- [Exercise directions]: Identify the lines that contain the string "strikes" and copy all of them.

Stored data
_ _ _ _ _ _ _

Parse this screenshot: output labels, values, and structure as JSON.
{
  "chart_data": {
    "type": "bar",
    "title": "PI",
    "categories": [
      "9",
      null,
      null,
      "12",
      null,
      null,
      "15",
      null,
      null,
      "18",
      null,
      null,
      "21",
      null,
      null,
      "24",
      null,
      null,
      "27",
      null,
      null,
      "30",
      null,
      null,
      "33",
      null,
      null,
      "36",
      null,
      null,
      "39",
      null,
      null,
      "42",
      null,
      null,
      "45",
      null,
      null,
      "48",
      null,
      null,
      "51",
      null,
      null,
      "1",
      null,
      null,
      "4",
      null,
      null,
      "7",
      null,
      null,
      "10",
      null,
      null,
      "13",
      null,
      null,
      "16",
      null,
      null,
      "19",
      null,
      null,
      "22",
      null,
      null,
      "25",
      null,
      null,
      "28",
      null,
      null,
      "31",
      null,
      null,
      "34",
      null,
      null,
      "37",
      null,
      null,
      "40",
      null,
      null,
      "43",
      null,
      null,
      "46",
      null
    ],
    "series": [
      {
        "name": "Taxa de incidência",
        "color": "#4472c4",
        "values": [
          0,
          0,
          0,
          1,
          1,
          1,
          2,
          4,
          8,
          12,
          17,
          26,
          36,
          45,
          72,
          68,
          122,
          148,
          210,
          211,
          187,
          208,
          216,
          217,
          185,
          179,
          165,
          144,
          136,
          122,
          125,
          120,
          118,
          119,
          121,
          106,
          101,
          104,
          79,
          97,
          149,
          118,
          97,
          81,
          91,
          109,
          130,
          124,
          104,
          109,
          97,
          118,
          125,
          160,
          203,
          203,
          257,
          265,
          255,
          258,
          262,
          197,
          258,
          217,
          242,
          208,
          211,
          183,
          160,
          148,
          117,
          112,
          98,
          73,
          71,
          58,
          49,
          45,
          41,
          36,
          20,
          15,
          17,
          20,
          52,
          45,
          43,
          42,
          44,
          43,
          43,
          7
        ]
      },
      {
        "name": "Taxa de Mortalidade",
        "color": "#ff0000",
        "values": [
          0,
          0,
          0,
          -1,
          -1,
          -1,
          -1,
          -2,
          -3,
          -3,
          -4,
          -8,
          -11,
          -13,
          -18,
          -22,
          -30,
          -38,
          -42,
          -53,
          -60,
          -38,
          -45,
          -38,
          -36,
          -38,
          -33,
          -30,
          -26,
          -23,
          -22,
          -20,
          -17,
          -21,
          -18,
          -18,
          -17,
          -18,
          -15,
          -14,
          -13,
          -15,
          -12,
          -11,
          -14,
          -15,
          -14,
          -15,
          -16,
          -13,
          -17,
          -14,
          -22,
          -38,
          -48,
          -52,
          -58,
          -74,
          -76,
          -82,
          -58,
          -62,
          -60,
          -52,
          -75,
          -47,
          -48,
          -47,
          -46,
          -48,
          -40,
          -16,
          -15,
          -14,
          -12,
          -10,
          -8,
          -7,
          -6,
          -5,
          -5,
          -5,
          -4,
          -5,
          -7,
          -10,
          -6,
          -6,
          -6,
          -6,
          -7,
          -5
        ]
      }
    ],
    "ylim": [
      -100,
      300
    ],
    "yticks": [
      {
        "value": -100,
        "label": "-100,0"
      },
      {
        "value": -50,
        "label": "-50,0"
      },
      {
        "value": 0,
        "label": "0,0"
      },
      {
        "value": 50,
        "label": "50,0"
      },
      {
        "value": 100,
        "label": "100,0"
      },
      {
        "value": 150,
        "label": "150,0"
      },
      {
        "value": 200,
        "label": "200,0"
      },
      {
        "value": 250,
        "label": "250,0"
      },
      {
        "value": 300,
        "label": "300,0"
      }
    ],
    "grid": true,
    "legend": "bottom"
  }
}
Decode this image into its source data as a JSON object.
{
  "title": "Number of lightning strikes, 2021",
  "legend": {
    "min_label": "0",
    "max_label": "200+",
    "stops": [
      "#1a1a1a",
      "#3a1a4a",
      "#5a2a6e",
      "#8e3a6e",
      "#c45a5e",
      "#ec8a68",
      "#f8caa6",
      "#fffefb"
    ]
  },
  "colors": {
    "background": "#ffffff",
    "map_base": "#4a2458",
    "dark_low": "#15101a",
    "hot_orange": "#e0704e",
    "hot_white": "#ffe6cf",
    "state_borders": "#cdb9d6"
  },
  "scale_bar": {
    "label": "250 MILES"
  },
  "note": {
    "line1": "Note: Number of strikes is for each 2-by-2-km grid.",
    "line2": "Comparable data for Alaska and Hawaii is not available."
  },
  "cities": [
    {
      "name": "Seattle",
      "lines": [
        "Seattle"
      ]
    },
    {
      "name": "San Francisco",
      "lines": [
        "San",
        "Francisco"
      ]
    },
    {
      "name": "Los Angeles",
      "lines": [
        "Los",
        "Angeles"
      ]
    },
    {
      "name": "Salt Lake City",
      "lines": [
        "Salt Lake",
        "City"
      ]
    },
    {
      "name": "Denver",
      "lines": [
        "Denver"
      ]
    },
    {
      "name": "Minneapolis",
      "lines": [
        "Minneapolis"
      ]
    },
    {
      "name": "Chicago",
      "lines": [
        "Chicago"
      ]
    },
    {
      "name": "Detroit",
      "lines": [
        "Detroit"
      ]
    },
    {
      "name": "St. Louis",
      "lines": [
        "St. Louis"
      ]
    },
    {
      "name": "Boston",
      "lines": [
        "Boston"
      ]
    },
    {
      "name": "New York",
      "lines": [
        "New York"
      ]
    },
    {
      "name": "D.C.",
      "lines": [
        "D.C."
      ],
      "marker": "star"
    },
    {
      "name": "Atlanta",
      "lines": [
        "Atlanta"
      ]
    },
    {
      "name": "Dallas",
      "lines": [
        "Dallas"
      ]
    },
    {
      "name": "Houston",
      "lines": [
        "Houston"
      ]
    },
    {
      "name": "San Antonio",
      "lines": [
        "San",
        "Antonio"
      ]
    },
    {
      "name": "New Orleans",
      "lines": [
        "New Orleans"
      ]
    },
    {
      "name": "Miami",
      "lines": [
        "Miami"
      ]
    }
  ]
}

_ _ _ _ _ _ _

- [Correct result]:
  "title": "Number of lightning strikes, 2021",
    "line1": "Note: Number of strikes is for each 2-by-2-km grid.",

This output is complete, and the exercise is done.